EXERCISE INSTRUCTIONS
Which lines hold the word "JSON"? Copy each of them.

*** PROVIDED DATA

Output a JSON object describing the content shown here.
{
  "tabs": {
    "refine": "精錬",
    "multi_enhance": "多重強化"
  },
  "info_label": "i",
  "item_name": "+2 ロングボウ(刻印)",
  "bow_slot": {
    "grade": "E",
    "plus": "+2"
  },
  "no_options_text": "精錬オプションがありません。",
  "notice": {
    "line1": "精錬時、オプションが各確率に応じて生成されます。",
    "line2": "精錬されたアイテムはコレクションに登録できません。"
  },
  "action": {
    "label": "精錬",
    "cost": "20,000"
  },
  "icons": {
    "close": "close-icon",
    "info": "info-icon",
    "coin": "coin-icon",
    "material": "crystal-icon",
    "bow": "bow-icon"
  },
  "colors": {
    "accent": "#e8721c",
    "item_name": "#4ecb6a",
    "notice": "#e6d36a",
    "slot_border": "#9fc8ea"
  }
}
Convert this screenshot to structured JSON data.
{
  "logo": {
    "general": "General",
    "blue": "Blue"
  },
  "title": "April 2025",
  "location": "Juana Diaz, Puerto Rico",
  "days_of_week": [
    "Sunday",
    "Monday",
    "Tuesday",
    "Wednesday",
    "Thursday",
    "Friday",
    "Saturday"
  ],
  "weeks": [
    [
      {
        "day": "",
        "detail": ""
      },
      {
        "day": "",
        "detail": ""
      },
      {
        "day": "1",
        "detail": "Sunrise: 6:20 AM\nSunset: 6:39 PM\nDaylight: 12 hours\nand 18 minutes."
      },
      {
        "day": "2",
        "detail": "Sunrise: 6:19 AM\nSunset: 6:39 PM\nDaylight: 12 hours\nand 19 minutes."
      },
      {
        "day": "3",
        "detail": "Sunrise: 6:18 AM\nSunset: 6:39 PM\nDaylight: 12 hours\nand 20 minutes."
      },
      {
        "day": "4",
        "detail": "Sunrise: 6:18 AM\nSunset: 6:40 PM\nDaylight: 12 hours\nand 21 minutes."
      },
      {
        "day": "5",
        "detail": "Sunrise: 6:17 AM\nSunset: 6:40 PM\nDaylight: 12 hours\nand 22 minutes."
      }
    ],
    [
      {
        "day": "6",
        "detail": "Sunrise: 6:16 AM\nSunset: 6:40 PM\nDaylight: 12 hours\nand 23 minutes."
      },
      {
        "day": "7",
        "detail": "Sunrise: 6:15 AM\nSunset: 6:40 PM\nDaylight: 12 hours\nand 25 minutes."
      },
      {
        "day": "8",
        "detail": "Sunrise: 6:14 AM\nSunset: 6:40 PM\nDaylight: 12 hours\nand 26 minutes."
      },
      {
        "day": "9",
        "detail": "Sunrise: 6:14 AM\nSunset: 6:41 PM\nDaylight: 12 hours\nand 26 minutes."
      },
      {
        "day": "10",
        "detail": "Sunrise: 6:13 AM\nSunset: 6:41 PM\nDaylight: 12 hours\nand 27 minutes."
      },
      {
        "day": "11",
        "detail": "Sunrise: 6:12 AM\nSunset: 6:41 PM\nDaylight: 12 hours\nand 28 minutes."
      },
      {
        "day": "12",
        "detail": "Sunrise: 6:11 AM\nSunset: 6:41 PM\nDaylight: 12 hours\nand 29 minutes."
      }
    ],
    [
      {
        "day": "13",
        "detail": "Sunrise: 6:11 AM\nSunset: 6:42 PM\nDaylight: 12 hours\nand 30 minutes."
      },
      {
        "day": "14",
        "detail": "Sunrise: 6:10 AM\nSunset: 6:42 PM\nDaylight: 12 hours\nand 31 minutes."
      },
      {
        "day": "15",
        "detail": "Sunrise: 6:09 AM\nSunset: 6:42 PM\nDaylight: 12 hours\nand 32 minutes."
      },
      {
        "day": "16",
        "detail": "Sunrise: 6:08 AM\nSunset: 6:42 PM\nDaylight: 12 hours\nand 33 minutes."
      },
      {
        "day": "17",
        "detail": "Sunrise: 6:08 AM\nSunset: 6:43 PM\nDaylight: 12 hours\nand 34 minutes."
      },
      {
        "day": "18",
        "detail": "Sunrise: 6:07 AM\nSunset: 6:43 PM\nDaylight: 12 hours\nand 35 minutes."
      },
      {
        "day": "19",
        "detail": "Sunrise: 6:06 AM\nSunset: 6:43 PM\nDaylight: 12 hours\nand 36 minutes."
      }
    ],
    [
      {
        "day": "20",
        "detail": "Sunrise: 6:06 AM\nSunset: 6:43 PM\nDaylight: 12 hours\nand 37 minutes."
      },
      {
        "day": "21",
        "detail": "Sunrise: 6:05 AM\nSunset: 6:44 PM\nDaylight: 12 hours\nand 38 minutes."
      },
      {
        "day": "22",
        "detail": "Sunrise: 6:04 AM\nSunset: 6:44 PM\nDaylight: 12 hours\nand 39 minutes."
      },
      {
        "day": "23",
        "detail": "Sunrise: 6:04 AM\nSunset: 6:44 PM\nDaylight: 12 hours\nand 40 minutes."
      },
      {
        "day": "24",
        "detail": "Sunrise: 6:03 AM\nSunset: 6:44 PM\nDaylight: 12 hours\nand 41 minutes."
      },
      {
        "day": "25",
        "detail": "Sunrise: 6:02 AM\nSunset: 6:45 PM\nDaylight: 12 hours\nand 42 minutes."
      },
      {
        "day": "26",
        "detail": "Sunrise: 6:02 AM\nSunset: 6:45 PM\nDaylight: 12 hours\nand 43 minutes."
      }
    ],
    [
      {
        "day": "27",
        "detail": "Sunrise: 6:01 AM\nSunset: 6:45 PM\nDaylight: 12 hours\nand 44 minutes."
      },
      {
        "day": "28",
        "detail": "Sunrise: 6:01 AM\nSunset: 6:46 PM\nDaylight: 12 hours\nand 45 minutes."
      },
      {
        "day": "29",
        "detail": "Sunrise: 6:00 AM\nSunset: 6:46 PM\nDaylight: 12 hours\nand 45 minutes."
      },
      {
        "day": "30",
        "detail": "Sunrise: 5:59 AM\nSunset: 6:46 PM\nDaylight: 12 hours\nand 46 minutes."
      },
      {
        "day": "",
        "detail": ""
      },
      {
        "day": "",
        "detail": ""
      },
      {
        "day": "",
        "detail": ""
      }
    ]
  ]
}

******

COMPLETE RESPONSE
Output a JSON object describing the content shown here.
Convert this screenshot to structured JSON data.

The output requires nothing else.